■ Task directions: Each line below is to be written out in full, exactly as shown.
= = = = =
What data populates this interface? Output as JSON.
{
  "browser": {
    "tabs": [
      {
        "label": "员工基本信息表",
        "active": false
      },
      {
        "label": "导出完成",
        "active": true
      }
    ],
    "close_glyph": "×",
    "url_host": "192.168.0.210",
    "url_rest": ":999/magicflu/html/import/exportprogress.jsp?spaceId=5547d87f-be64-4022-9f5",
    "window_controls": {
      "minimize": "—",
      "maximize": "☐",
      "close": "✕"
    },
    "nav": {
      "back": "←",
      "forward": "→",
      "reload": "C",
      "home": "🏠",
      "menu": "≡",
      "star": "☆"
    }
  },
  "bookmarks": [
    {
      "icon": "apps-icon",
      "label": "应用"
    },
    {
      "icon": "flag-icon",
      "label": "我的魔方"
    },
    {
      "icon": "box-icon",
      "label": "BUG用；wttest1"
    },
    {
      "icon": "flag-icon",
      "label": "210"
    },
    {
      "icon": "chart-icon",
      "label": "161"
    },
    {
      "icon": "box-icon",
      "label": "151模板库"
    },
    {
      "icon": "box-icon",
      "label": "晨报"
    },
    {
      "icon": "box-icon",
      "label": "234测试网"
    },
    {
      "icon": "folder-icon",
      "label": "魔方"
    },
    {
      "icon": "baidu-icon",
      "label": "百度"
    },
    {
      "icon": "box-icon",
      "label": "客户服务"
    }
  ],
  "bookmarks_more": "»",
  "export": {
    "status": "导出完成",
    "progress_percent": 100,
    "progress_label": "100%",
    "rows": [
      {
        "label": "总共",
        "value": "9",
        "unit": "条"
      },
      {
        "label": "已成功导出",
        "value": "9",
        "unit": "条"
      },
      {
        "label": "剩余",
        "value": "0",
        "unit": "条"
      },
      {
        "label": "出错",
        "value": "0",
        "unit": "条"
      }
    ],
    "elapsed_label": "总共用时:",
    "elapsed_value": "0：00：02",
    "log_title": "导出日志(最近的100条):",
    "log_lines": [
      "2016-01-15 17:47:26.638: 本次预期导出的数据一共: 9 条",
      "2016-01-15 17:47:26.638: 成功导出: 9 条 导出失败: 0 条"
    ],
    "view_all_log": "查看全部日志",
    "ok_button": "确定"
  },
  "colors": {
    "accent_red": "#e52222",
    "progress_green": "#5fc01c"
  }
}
= = = = =
■ Complete answer:
What data populates this interface? Output as JSON.
{
  "browser": {
    "tabs": [
      {
        "label": "员工基本信息表",
        "active": false
      },
      {
        "label": "导出完成",
        "active": true
      }
    ],
    "close_glyph": "×",
    "url_host": "192.168.0.210",
    "url_rest": ":999/magicflu/html/import/exportprogress.jsp?spaceId=5547d87f-be64-4022-9f5",
    "window_controls": {
      "minimize": "—",
      "maximize": "☐",
      "close": "✕"
    },
    "nav": {
      "back": "←",
      "forward": "→",
      "reload": "C",
      "home": "🏠",
      "menu": "≡",
      "star": "☆"
    }
  },
  "bookmarks": [
    {
      "icon": "apps-icon",
      "label": "应用"
    },
    {
      "icon": "flag-icon",
      "label": "我的魔方"
    },
    {
      "icon": "box-icon",
      "label": "BUG用；wttest1"
    },
    {
      "icon": "flag-icon",
      "label": "210"
    },
    {
      "icon": "chart-icon",
      "label": "161"
    },
    {
      "icon": "box-icon",
      "label": "151模板库"
    },
    {
      "icon": "box-icon",
      "label": "晨报"
    },
    {
      "icon": "box-icon",
      "label": "234测试网"
    },
    {
      "icon": "folder-icon",
      "label": "魔方"
    },
    {
      "icon": "baidu-icon",
      "label": "百度"
    },
    {
      "icon": "box-icon",
      "label": "客户服务"
    }
  ],
  "bookmarks_more": "»",
  "export": {
    "status": "导出完成",
    "progress_percent": 100,
    "progress_label": "100%",
    "rows": [
      {
        "label": "总共",
        "value": "9",
        "unit": "条"
      },
      {
        "label": "已成功导出",
        "value": "9",
        "unit": "条"
      },
      {
        "label": "剩余",
        "value": "0",
        "unit": "条"
      },
      {
        "label": "出错",
        "value": "0",
        "unit": "条"
      }
    ],
    "elapsed_label": "总共用时:",
    "elapsed_value": "0：00：02",
    "log_title": "导出日志(最近的100条):",
    "log_lines": [
      "2016-01-15 17:47:26.638: 本次预期导出的数据一共: 9 条",
      "2016-01-15 17:47:26.638: 成功导出: 9 条 导出失败: 0 条"
    ],
    "view_all_log": "查看全部日志",
    "ok_button": "确定"
  },
  "colors": {
    "accent_red": "#e52222",
    "progress_green": "#5fc01c"
  }
}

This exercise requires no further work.